**Page extract:**
[Start of section]
And if it’s a family of phone addicts you’re dealing with, the Unplugged Escape is a one-night stay that includes breakfast, dinner, a harbour tour and a bonfire.
Kick it up a notch
If you’re ready to brave the world of digital disconnection for more than a night or two, try booking a several-day stay at a spot that specializes in electronic abstinence.
“When was the last time you turned off your smart phone, and felt an inner stillness?” asks the Echo Valley Ranch and Spa website. “When did you last lean against a fence, to simply relax and enjoy the beauty of nature?”
The ranch, located a few hours northeast of Vancouver, offers daily Thai yoga stretching classes, spa treatments, fly fishing, horseback riding and other activities.
Though there’s no cell service at the resort, they do offer free Wi-Fi – but only if you ask for it, they say. It’s kept password-protected so guests can fight off sudden urges to jump online, but are still be able to log on if they’re worried about work emergencies or anything else during your stay.
Going all out
If you’re really ready to dial it back to the analogue age, try going right off the grid at one of these secluded destinations.
No phone lines, no cell service and no Internet – that’s what you can expect from the Algonquin Eco-Lodge, located about three hours away from both Toronto and Ottawa.
“In fact, your experience begins with a leisurely 2.3 km walk, or cycle, or ski through Algonquin Park to reach our front doors,” they say.
Offering accommodations year-round, the lodge is truly away from it all, and even offers some advice on taking a digital detox vacation.
They recommend separating your work life from your personal life, and trying out some of their board games instead of playing around with the apps on your phone.
“It is all too easy to ‘just check in’ with the office,” they say. “Next thing you know you are responding to an email, working on a document, or tweaking a spreadsheet.”
And despite being off the grid, they offer indoor plumbing, hot showers and a hot tub heated by electricity generated from a waterfall.
“This is a back-to-nature wilderness experience away from the crowds, the shops and the bars of the town centres,” reads the listing for the HI-Mosquito Creek Wilderness Hostel. Then comes the italicized warning: No phone, no electricity, no showers and outhouse toilets.
[End of section]
**Required work:**
1/ Summarize the article on unplugged getaways in two sentences.
2/ Carry on the article on unplugged getaways after its final sentence.

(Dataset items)
[Start of section]
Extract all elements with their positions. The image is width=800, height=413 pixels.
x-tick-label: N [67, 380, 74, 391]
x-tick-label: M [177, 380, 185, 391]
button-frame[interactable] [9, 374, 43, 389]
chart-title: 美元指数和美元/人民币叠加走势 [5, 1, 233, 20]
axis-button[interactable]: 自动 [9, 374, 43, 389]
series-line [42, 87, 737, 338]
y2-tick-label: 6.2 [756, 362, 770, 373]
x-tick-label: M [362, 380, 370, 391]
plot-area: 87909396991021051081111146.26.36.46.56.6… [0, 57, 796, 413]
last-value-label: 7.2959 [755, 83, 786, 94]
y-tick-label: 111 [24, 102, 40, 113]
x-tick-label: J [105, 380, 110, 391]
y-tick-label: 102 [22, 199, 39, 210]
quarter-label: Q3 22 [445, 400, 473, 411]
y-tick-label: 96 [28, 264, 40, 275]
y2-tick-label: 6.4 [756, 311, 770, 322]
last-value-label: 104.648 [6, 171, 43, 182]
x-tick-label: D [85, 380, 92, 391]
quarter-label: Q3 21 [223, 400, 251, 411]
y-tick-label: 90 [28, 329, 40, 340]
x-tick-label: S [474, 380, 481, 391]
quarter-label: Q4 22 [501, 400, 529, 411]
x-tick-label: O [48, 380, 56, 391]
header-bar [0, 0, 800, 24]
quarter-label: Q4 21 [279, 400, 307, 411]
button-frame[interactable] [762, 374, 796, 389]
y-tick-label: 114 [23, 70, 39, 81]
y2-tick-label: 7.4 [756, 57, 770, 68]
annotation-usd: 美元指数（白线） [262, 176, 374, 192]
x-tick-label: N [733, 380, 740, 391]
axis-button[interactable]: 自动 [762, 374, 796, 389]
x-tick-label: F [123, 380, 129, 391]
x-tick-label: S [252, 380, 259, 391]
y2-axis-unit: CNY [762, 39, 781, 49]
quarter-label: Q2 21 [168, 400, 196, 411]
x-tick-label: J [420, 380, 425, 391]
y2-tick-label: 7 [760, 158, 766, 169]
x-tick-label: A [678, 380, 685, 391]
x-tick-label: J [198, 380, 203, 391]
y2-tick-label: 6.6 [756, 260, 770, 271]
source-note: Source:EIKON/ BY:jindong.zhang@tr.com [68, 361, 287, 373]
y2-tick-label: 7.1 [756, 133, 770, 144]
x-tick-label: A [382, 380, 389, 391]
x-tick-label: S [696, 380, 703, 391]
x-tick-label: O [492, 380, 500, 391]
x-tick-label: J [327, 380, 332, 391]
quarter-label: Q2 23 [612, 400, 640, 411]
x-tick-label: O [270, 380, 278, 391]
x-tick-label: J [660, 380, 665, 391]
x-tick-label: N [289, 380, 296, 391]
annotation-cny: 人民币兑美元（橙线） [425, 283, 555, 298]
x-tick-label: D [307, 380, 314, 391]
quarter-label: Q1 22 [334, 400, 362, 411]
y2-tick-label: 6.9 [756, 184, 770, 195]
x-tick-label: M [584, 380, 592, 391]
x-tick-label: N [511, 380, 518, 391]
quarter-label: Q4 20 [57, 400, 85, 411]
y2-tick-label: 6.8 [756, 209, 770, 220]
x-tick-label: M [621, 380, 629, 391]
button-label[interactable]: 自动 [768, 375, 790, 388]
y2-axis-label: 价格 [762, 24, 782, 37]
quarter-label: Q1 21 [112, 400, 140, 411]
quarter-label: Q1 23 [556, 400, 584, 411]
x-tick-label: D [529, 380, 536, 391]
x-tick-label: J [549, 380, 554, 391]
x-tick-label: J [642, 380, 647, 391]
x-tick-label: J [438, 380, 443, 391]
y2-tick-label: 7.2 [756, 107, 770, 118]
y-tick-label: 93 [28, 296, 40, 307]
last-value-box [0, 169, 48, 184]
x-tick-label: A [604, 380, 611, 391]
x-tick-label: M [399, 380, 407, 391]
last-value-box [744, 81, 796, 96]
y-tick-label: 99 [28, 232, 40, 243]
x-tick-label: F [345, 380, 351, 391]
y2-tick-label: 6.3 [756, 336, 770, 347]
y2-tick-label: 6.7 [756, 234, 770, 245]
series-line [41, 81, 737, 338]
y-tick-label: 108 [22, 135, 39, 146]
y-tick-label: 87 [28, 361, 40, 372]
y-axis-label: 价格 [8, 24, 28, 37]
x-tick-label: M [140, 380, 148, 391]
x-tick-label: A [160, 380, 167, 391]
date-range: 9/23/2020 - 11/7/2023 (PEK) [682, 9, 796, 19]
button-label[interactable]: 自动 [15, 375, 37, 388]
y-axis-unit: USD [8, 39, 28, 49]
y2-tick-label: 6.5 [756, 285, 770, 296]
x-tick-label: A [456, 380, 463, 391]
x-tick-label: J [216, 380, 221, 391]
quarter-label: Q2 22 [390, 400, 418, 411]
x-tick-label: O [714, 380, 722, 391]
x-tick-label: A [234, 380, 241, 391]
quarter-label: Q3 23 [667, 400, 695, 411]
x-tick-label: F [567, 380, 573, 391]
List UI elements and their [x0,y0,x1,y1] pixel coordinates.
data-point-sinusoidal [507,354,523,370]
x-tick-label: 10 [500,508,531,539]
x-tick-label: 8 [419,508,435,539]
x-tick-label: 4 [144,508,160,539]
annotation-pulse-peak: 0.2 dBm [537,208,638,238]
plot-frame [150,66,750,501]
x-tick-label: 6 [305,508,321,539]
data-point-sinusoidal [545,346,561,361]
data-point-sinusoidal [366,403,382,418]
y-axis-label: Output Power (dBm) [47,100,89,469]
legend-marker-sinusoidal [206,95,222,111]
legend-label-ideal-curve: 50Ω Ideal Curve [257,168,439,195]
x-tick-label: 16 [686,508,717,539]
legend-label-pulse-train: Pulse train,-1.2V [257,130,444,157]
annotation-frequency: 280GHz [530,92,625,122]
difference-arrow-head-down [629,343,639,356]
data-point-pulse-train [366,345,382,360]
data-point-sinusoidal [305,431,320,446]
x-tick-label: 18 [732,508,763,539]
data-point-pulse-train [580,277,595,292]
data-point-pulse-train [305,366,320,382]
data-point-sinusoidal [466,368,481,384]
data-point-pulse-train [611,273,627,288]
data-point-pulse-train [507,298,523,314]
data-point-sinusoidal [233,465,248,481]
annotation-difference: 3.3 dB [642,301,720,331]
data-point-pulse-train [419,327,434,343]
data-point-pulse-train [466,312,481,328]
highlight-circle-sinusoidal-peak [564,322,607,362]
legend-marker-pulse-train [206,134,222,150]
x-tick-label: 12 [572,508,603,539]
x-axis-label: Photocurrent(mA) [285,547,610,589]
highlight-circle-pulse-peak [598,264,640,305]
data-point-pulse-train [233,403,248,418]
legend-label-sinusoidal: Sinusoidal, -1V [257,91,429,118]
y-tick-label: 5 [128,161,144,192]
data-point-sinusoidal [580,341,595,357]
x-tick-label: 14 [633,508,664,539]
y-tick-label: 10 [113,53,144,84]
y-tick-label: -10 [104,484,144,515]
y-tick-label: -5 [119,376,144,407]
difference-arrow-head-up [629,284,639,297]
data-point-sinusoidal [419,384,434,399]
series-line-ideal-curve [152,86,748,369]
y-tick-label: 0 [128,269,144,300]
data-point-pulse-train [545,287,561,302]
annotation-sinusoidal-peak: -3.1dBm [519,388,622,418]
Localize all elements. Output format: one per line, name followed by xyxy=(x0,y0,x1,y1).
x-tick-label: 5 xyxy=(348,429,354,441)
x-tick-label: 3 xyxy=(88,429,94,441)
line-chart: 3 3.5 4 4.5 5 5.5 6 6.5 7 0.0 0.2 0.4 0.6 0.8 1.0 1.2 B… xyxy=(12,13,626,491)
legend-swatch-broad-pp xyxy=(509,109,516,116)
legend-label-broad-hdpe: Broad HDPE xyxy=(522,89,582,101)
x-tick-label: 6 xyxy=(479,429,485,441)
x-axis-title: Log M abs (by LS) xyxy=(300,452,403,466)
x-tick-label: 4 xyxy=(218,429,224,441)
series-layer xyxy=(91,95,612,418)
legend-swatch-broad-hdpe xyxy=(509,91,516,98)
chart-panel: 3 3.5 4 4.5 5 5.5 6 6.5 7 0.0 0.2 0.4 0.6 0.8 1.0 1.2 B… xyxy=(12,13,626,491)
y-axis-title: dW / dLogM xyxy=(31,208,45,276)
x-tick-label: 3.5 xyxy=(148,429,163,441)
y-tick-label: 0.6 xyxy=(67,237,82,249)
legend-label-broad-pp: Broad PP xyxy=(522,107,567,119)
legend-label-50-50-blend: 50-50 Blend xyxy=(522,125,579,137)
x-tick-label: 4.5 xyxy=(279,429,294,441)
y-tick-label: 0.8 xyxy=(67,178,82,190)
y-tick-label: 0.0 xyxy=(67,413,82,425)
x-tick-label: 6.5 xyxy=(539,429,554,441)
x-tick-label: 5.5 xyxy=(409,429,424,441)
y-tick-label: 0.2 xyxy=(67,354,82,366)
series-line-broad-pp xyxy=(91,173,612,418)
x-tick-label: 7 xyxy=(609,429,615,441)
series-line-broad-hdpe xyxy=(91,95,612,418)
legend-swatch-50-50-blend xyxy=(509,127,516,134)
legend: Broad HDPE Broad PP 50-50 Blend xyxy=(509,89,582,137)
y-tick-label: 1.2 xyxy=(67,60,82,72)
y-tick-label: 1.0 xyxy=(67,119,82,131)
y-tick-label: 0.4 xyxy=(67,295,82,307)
[End of section]
**Numbered responses:**
1/ For travelers ready for more than a night or two without devices, Echo Valley Ranch and Spa northeast of Vancouver offers multi-day stays with yoga, spa treatments, fly fishing and horseback riding, with password-protected Wi-Fi available only on request. Those going fully off the grid can choose the Algonquin Eco-Lodge, which has no phone, cell or Internet service but still provides hot showers and a waterfall-powered hot tub, or the HI-Mosquito Creek Wilderness Hostel, which has no phone, electricity or showers.

2/
This is the spot to be if you really want to take off the training wheels and venture out on your own. The hostel offers fully equipped kitchens, warm rooms to sleep in and an abundance of opportunities for hiking, climbing, snowshoeing and skiing – just don’t expect your Facebook friends to follow along with you.
Extending the vacation
After detoxing, you’ll probably notice a slowed-down pace and a sense of clear-mindedness you weren’t able to appreciate before powering down, Crook says. Even after retuning back to reality, there are ways to keep that feeling while still using your smartphone and computer.
Crook says she realized she didn’t feel like she was truly connecting with people when she only communicated online. A bigger focus on face-to-face interaction motivated her to rethink the way she used technology.
“I was feeling like I had some patterns developing both in my online habits and in my relationships I wanted to step away from to kind of get some perspective,” she said. “I just felt like I couldn’t keep up through typical day-to-day, 24/7 life where we’re always on.”
After taking a month away from the Internet, Crook says she didn’t reinstall social media apps such as Facebook and Twitter on her phone, removing the temptation to constantly check in online.
She also now views the Internet as a tool, and saves time by creating a checklist of what she wants to accomplish before browsing on her computer or phone.
The mother of three doesn’t advocate that everyone abandon the Internet, but says there’s a definite benefit to taking a weekend away without the laptop or a stress-relieving “tech Sabbath” once per week.
“The positive effects are bigger than people think, even when stepping away for 24 hours,” she says. “The nervous twitch to grab the phone subsides. You intentionally shift your focus into your body, into the present moment, and to the people and experiences right in front of you.”